- [Exercise directions] Take the line containing "Type out the text in this image." and every line after it to the end of the records, and copy them exactly, leaving out pictures.

- [Saved entries]
===============

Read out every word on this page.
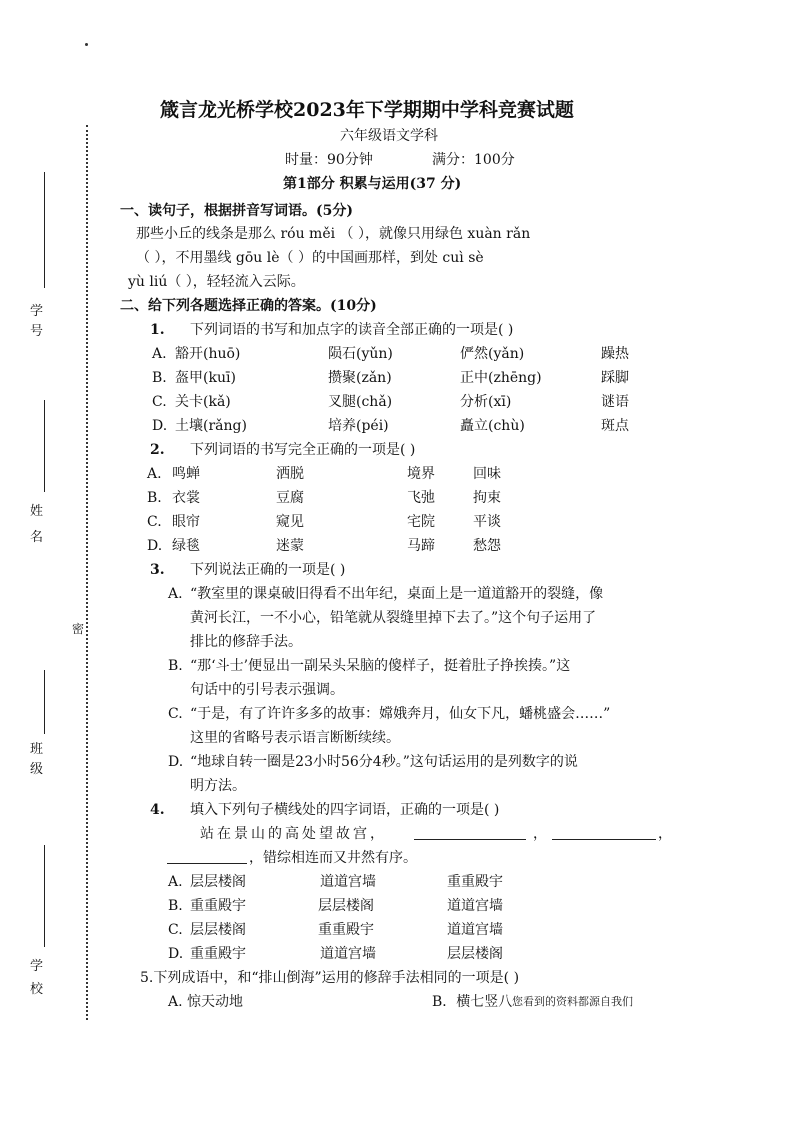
学
号
姓
名
密
班
级
学
校
箴言龙光桥学校2023年下学期期中学科竞赛试题
六年级语文学科
时量：90分钟	满分：100分
第1部分 积累与运用(37 分)
一、读句子，根据拼音写词语。(5分)
那些小丘的线条是那么 róu měi （ ），就像只用绿色 xuàn rǎn
（ ），不用墨线 gōu lè（ ）的中国画那样，到处 cuì sè
yù liú（ ），轻轻流入云际。
二、给下列各题选择正确的答案。(10分)
1. 下列词语的书写和加点字的读音全部正确的一项是( )
A. 豁开(huō)	陨石(yǔn)	俨然(yǎn)	躁热
B. 盔甲(kuī)	攒聚(zǎn)	正中(zhēng)	踩脚
C. 关卡(kǎ)	叉腿(chǎ)	分析(xī)	谜语
D. 土壤(rǎng)	培养(péi)	矗立(chù)	斑点
2. 下列词语的书写完全正确的一项是( )
A. 鸣蝉	洒脱	境界	回味
B. 衣裳	豆腐	飞弛	拘束
C. 眼帘	窥见	宅院	平谈
D. 绿毯	迷蒙	马蹄	愁怨
3. 下列说法正确的一项是( )
A. “教室里的课桌破旧得看不出年纪，桌面上是一道道豁开的裂缝，像
黄河长江，一不小心，铅笔就从裂缝里掉下去了。”这个句子运用了
排比的修辞手法。
B. “那‘斗士’便显出一副呆头呆脑的傻样子，挺着肚子挣挨揍。”这
句话中的引号表示强调。
C. “于是，有了许许多多的故事：嫦娥奔月，仙女下凡，蟠桃盛会……”
这里的省略号表示语言断断续续。
D. “地球自转一圈是23小时56分4秒。”这句话运用的是列数字的说
明方法。
4. 填入下列句子横线处的四字词语，正确的一项是( )
站在景山的高处望故宫，	，	，
，错综相连而又井然有序。
A. 层层楼阁	道道宫墙	重重殿宇
B. 重重殿宇	层层楼阁	道道宫墙
C. 层层楼阁	重重殿宇	道道宫墙
D. 重重殿宇	道道宫墙	层层楼阁
5.下列成语中，和“排山倒海”运用的修辞手法相同的一项是( )
A. 惊天动地	B．横七竖八 您看到的资料都源自我们
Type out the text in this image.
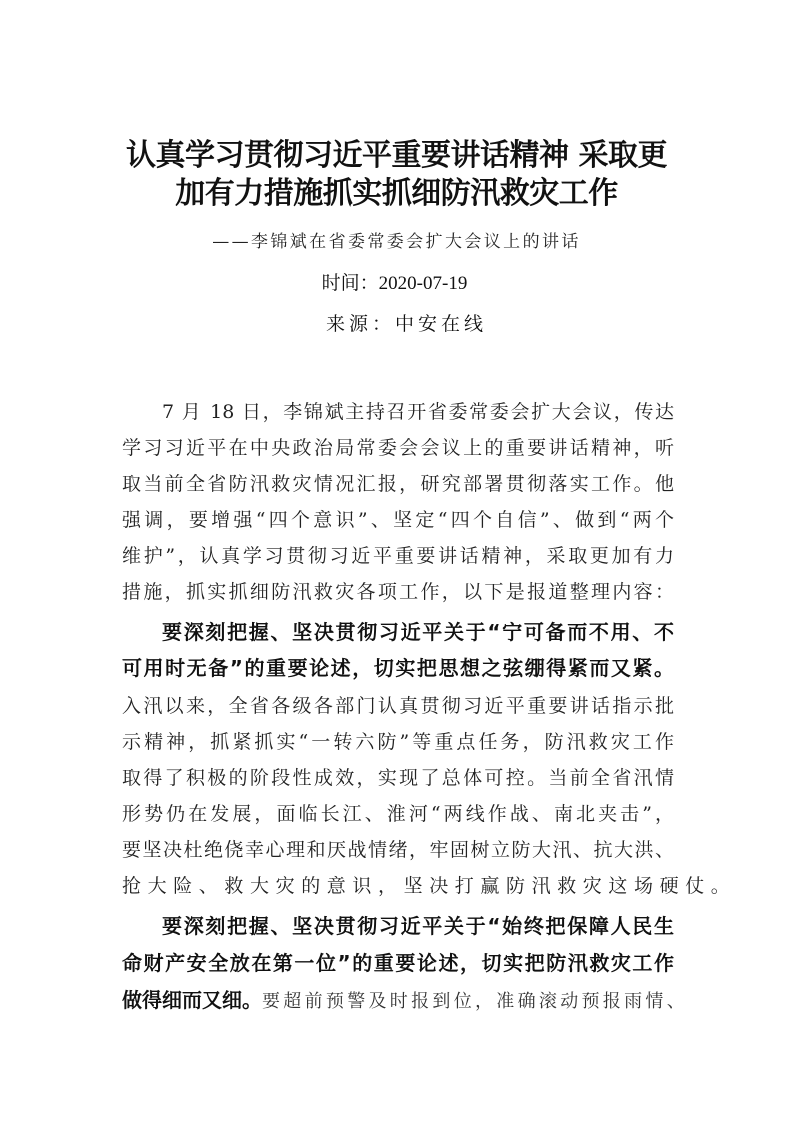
认真学习贯彻习近平重要讲话精神 采取更
加有力措施抓实抓细防汛救灾工作
——李锦斌在省委常委会扩大会议上的讲话
时间：2020-07-19
来源：中安在线
7 月 18 日，李锦斌主持召开省委常委会扩大会议，传达
学习习近平在中央政治局常委会会议上的重要讲话精神，听
取当前全省防汛救灾情况汇报，研究部署贯彻落实工作。他
强调，要增强“四个意识”、坚定“四个自信”、做到“两个
维护”，认真学习贯彻习近平重要讲话精神，采取更加有力
措施，抓实抓细防汛救灾各项工作，以下是报道整理内容：
要深刻把握、坚决贯彻习近平关于“宁可备而不用、不
可用时无备”的重要论述，切实把思想之弦绷得紧而又紧。
入汛以来，全省各级各部门认真贯彻习近平重要讲话指示批
示精神，抓紧抓实“一转六防”等重点任务，防汛救灾工作
取得了积极的阶段性成效，实现了总体可控。当前全省汛情
形势仍在发展，面临长江、淮河“两线作战、南北夹击”，
要坚决杜绝侥幸心理和厌战情绪，牢固树立防大汛、抗大洪、
抢大险、救大灾的意识，坚决打赢防汛救灾这场硬仗。
要深刻把握、坚决贯彻习近平关于“始终把保障人民生
命财产安全放在第一位”的重要论述，切实把防汛救灾工作
做得细而又细。要超前预警及时报到位，准确滚动预报雨情、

===============

- [Output]
Type out the text in this image.
认真学习贯彻习近平重要讲话精神 采取更
加有力措施抓实抓细防汛救灾工作
——李锦斌在省委常委会扩大会议上的讲话
时间：2020-07-19
来源：中安在线
7 月 18 日，李锦斌主持召开省委常委会扩大会议，传达
学习习近平在中央政治局常委会会议上的重要讲话精神，听
取当前全省防汛救灾情况汇报，研究部署贯彻落实工作。他
强调，要增强“四个意识”、坚定“四个自信”、做到“两个
维护”，认真学习贯彻习近平重要讲话精神，采取更加有力
措施，抓实抓细防汛救灾各项工作，以下是报道整理内容：
要深刻把握、坚决贯彻习近平关于“宁可备而不用、不
可用时无备”的重要论述，切实把思想之弦绷得紧而又紧。
入汛以来，全省各级各部门认真贯彻习近平重要讲话指示批
示精神，抓紧抓实“一转六防”等重点任务，防汛救灾工作
取得了积极的阶段性成效，实现了总体可控。当前全省汛情
形势仍在发展，面临长江、淮河“两线作战、南北夹击”，
要坚决杜绝侥幸心理和厌战情绪，牢固树立防大汛、抗大洪、
抢大险、救大灾的意识，坚决打赢防汛救灾这场硬仗。
要深刻把握、坚决贯彻习近平关于“始终把保障人民生
命财产安全放在第一位”的重要论述，切实把防汛救灾工作
做得细而又细。要超前预警及时报到位，准确滚动预报雨情、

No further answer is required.